> [Task to complete]:
Using the data below, gather each line that includes the word "mixer".

> [Supplied material]:
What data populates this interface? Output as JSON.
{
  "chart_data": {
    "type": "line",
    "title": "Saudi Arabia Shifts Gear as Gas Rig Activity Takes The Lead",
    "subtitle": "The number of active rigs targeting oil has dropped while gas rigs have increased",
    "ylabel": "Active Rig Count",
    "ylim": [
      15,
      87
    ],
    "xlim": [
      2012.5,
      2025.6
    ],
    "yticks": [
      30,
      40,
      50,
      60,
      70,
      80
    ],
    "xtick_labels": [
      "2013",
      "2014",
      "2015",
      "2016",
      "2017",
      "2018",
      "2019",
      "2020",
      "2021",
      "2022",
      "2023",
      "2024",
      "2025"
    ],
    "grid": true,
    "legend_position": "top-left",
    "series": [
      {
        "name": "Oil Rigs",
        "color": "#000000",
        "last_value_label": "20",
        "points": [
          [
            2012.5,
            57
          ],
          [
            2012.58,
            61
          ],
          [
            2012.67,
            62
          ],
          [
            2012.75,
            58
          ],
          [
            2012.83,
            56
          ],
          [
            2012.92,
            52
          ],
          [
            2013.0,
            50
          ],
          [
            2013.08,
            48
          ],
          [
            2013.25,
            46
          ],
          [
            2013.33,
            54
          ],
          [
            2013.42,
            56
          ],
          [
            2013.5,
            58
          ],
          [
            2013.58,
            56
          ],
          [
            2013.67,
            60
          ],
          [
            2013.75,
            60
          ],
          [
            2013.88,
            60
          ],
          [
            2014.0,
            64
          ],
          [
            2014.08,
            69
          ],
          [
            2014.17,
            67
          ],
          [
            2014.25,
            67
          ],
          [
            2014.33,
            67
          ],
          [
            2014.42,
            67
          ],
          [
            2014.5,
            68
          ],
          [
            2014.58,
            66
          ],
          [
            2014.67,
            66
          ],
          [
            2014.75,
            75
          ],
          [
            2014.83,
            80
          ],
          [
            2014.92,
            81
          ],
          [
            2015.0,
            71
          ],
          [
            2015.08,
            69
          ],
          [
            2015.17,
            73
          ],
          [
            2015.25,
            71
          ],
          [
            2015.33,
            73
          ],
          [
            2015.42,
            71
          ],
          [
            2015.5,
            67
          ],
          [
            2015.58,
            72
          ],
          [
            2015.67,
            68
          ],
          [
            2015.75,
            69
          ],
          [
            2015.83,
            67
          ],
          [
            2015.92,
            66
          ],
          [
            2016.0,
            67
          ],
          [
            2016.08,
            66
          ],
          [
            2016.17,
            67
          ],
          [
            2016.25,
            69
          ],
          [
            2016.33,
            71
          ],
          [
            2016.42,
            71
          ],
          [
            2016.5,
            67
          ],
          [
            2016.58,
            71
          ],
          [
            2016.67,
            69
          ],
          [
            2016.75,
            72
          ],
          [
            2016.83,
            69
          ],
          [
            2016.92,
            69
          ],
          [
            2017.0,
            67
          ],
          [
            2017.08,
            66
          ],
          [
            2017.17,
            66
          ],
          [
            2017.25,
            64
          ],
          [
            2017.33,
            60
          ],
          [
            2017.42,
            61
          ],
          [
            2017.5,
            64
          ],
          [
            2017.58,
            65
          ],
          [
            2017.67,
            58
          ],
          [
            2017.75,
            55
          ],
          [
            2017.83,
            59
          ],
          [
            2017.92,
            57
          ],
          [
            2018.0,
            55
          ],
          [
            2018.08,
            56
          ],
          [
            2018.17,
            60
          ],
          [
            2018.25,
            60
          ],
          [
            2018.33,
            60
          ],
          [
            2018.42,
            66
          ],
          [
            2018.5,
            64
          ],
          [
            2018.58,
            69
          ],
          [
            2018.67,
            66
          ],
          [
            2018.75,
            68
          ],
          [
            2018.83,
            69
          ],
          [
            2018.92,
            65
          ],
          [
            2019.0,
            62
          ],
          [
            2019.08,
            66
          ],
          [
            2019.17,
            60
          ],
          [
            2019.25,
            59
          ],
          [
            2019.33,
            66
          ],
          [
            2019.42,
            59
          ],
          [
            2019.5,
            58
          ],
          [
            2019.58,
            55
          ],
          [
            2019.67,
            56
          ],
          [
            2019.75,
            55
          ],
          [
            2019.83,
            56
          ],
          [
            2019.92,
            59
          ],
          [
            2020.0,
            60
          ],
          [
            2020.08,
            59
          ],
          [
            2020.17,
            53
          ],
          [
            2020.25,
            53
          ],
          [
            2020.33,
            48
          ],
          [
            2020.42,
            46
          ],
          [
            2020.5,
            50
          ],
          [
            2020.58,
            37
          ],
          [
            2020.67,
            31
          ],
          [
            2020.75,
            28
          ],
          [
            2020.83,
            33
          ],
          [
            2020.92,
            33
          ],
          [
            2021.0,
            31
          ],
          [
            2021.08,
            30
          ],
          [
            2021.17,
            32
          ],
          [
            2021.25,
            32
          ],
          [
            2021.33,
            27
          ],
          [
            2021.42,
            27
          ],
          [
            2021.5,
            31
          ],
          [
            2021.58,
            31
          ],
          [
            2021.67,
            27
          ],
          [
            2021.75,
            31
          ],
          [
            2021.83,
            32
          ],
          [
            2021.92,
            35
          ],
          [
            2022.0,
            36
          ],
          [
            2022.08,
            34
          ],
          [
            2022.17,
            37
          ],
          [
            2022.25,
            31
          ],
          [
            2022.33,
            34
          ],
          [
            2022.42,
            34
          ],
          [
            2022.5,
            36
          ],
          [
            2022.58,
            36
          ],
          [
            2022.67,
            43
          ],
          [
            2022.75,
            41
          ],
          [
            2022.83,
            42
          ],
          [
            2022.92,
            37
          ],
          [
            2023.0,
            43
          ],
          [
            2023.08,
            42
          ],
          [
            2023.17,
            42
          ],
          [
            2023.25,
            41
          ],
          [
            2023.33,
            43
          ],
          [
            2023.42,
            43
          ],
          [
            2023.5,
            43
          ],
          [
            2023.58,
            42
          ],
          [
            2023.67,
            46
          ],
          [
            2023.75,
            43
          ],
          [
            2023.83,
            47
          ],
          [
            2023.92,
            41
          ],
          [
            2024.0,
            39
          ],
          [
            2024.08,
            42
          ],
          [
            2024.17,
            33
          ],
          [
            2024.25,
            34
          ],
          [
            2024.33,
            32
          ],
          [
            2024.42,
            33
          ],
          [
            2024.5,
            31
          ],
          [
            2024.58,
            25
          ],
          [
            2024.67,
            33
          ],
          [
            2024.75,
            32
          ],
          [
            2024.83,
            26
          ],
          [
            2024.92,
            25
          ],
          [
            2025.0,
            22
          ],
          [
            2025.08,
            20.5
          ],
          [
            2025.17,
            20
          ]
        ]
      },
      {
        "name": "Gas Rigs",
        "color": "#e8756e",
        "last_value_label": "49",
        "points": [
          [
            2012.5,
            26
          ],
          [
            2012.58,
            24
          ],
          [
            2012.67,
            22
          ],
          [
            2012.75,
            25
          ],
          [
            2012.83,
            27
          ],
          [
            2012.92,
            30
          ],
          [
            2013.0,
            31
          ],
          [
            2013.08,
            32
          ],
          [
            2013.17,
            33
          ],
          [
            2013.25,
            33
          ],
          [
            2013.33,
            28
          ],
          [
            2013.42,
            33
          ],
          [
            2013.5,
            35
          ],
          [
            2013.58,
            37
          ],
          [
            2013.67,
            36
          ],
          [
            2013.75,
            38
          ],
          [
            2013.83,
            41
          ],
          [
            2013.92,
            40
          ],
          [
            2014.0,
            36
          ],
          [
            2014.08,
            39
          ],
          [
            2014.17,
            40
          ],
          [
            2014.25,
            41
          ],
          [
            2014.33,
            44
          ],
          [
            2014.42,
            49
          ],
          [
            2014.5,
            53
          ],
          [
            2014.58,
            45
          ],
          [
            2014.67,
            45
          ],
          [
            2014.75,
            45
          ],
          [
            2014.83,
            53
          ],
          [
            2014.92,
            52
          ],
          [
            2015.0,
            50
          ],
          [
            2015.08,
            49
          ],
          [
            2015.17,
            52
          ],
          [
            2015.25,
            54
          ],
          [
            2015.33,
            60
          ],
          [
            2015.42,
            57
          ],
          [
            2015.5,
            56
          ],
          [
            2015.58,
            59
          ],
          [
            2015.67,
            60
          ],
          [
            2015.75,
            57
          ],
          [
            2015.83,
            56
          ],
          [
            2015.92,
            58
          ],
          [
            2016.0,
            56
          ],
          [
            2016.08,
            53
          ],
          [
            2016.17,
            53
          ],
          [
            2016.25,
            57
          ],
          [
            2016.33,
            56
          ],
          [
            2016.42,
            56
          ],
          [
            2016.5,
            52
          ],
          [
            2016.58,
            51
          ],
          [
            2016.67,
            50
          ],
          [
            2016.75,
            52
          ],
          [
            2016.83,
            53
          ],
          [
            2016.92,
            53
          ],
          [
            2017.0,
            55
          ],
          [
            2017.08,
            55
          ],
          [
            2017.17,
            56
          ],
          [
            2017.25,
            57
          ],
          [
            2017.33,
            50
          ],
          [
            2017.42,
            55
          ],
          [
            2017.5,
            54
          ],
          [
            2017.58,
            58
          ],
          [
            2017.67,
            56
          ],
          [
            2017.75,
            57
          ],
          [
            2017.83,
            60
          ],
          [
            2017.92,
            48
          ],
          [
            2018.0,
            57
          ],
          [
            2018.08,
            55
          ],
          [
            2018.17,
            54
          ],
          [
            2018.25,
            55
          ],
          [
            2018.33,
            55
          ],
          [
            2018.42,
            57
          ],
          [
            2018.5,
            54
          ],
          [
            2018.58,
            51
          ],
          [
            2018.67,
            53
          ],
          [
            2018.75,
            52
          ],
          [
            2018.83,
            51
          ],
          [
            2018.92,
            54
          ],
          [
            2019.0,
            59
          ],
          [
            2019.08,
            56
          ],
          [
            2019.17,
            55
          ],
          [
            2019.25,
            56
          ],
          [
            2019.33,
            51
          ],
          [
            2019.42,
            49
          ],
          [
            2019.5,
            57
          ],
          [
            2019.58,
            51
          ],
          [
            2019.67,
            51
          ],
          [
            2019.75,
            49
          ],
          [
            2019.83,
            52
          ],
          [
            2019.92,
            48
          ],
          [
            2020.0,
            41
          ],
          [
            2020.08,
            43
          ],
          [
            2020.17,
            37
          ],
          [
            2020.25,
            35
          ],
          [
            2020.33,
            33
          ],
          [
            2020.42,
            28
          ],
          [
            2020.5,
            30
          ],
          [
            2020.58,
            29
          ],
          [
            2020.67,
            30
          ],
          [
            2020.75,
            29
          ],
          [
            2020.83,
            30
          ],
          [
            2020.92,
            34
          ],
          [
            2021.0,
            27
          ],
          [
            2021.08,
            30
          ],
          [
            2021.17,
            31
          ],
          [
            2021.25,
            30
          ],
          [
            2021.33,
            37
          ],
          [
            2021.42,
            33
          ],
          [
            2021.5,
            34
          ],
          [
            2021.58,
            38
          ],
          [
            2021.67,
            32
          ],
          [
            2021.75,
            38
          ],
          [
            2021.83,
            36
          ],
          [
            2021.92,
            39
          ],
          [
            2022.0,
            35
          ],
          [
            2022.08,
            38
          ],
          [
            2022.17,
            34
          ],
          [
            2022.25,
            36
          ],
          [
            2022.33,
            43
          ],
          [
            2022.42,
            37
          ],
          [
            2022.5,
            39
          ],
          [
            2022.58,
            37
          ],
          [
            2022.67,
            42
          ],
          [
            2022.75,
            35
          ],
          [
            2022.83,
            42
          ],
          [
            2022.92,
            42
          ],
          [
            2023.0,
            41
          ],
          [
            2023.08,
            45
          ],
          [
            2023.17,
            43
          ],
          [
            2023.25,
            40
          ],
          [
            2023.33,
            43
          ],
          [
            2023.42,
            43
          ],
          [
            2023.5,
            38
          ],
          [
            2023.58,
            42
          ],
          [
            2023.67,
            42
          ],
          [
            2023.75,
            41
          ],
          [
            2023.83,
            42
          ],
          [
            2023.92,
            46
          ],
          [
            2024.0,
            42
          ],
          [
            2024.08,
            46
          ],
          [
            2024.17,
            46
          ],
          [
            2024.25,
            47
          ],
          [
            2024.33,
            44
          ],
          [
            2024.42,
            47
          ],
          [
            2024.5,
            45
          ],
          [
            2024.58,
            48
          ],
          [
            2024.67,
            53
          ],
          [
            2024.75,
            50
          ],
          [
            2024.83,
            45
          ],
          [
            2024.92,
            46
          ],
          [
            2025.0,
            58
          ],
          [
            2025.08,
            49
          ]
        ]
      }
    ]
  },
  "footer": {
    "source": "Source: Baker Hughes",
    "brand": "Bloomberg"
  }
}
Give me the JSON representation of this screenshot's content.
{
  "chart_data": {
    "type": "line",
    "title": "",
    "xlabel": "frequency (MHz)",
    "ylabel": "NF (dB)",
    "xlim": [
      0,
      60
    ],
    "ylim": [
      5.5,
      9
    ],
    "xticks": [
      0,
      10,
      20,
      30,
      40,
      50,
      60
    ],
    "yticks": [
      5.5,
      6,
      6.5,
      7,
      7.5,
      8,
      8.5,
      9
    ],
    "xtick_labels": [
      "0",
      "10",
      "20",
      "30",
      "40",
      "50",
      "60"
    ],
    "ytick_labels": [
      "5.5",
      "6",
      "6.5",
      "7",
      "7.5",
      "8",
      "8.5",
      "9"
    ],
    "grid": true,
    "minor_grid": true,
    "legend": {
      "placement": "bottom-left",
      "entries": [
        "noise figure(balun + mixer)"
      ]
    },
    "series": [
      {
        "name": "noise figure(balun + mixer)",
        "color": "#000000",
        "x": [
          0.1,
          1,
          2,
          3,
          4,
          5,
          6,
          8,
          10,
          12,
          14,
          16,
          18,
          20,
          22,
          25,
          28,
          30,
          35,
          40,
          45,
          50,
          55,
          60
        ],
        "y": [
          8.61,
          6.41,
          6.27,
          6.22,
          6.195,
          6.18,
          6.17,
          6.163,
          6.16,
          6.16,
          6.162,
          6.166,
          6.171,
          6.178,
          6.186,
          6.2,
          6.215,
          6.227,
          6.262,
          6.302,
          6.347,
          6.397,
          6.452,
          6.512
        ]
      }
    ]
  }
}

> [Task response]:
        "noise figure(balun + mixer)"
        "name": "noise figure(balun + mixer)",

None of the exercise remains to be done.